▸ **Extracted records**:
====

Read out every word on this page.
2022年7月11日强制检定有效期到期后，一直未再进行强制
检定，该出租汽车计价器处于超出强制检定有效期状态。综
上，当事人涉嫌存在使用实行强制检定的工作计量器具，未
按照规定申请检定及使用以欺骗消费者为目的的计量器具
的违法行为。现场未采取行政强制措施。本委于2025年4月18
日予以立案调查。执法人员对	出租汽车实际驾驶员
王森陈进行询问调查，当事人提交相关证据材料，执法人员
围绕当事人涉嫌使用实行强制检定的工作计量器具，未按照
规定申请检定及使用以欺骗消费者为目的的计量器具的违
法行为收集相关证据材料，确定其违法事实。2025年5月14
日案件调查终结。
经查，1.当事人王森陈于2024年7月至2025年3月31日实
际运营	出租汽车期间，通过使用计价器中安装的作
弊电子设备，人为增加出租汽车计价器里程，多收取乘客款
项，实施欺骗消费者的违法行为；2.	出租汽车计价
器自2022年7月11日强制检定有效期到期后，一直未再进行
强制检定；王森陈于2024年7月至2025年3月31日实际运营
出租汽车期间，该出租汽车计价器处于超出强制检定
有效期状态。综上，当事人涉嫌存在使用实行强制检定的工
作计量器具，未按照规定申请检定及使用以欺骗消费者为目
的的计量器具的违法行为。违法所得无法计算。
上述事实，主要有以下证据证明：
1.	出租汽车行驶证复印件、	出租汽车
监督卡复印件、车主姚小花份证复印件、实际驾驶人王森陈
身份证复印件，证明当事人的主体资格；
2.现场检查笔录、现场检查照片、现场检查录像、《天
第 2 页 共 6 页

====

▸ **Set task**:
Copy out all lines that carry the word "出租汽车期间".

▸ **Response to this exercise**:
际运营	出租汽车期间，通过使用计价器中安装的作
出租汽车期间，该出租汽车计价器处于超出强制检定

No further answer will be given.